- TASK DIRECTIONS -
Provide the number of lines containing the word "name", and nothing else.

>> Start PROVIDED RECORDS

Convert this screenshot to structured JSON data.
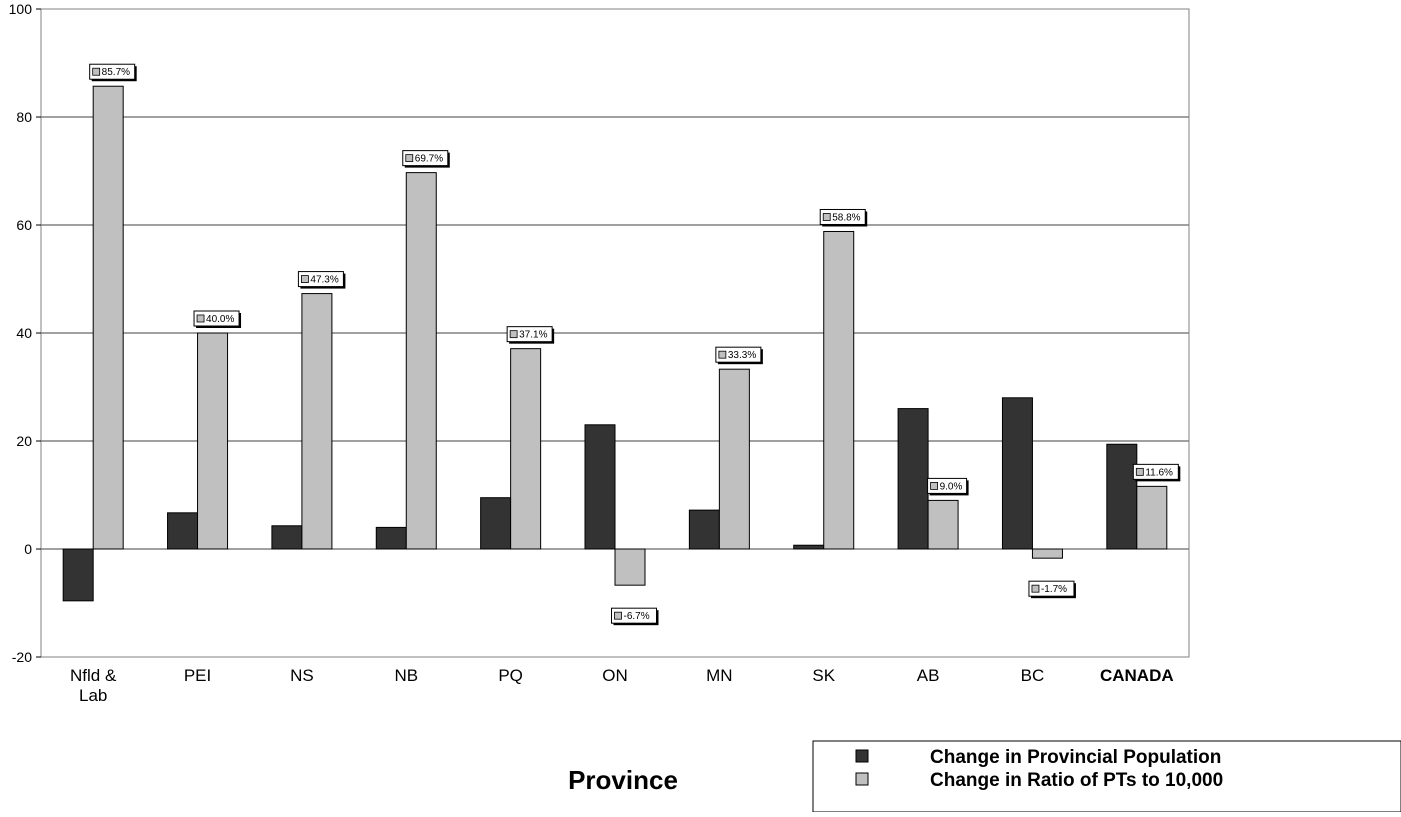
{
  "chart_data": {
    "type": "bar",
    "xlabel": "Province",
    "ylabel": "",
    "ylim": [
      -20,
      100
    ],
    "yticks": [
      -20,
      0,
      20,
      40,
      60,
      80,
      100
    ],
    "grid": true,
    "legend_position": "bottom-right",
    "categories": [
      "Nfld & Lab",
      "PEI",
      "NS",
      "NB",
      "PQ",
      "ON",
      "MN",
      "SK",
      "AB",
      "BC",
      "CANADA"
    ],
    "series": [
      {
        "name": "Change in Provincial Population",
        "color": "#333333",
        "values": [
          -9.6,
          6.7,
          4.3,
          4.0,
          9.5,
          23.0,
          7.2,
          0.7,
          26.0,
          28.0,
          19.4
        ]
      },
      {
        "name": "Change in Ratio of PTs to 10,000",
        "color": "#c0c0c0",
        "values": [
          85.7,
          40.0,
          47.3,
          69.7,
          37.1,
          -6.7,
          33.3,
          58.8,
          9.0,
          -1.7,
          11.6
        ],
        "data_labels": [
          "85.7%",
          "40.0%",
          "47.3%",
          "69.7%",
          "37.1%",
          "-6.7%",
          "33.3%",
          "58.8%",
          "9.0%",
          "-1.7%",
          "11.6%"
        ]
      }
    ]
  }
}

>> End PROVIDED RECORDS

- EXPECTED OUTPUT -
2